> _PROBLEM REQUIREMENTS_
Using the data below, repeat all of it precisely.
>> Begin
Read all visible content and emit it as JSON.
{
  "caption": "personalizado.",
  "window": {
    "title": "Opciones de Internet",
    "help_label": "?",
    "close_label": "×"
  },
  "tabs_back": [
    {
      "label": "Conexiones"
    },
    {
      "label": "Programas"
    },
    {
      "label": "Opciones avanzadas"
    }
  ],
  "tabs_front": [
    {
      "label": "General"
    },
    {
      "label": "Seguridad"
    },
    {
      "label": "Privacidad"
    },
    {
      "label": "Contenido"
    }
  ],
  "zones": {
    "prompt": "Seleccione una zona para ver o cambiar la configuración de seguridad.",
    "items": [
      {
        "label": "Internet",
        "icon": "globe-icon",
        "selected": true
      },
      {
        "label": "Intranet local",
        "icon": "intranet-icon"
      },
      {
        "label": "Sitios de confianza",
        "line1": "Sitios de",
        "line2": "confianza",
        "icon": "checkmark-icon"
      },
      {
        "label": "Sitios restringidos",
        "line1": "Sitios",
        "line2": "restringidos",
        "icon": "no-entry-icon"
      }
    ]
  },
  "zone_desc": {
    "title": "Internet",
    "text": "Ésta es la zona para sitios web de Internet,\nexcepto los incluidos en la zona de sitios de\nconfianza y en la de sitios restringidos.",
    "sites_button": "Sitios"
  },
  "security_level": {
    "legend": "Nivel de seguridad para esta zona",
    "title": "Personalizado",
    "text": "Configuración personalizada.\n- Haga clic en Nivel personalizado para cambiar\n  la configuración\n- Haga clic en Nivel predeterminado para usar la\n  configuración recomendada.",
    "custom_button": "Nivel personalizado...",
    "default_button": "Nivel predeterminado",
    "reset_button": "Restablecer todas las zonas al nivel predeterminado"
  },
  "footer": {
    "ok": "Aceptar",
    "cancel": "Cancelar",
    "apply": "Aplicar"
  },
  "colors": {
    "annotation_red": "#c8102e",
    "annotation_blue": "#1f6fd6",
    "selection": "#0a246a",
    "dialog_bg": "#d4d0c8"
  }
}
>> End
> _COMPLETED EXERCISE_
Read all visible content and emit it as JSON.
{
  "caption": "personalizado.",
  "window": {
    "title": "Opciones de Internet",
    "help_label": "?",
    "close_label": "×"
  },
  "tabs_back": [
    {
      "label": "Conexiones"
    },
    {
      "label": "Programas"
    },
    {
      "label": "Opciones avanzadas"
    }
  ],
  "tabs_front": [
    {
      "label": "General"
    },
    {
      "label": "Seguridad"
    },
    {
      "label": "Privacidad"
    },
    {
      "label": "Contenido"
    }
  ],
  "zones": {
    "prompt": "Seleccione una zona para ver o cambiar la configuración de seguridad.",
    "items": [
      {
        "label": "Internet",
        "icon": "globe-icon",
        "selected": true
      },
      {
        "label": "Intranet local",
        "icon": "intranet-icon"
      },
      {
        "label": "Sitios de confianza",
        "line1": "Sitios de",
        "line2": "confianza",
        "icon": "checkmark-icon"
      },
      {
        "label": "Sitios restringidos",
        "line1": "Sitios",
        "line2": "restringidos",
        "icon": "no-entry-icon"
      }
    ]
  },
  "zone_desc": {
    "title": "Internet",
    "text": "Ésta es la zona para sitios web de Internet,\nexcepto los incluidos en la zona de sitios de\nconfianza y en la de sitios restringidos.",
    "sites_button": "Sitios"
  },
  "security_level": {
    "legend": "Nivel de seguridad para esta zona",
    "title": "Personalizado",
    "text": "Configuración personalizada.\n- Haga clic en Nivel personalizado para cambiar\n  la configuración\n- Haga clic en Nivel predeterminado para usar la\n  configuración recomendada.",
    "custom_button": "Nivel personalizado...",
    "default_button": "Nivel predeterminado",
    "reset_button": "Restablecer todas las zonas al nivel predeterminado"
  },
  "footer": {
    "ok": "Aceptar",
    "cancel": "Cancelar",
    "apply": "Aplicar"
  },
  "colors": {
    "annotation_red": "#c8102e",
    "annotation_blue": "#1f6fd6",
    "selection": "#0a246a",
    "dialog_bg": "#d4d0c8"
  }
}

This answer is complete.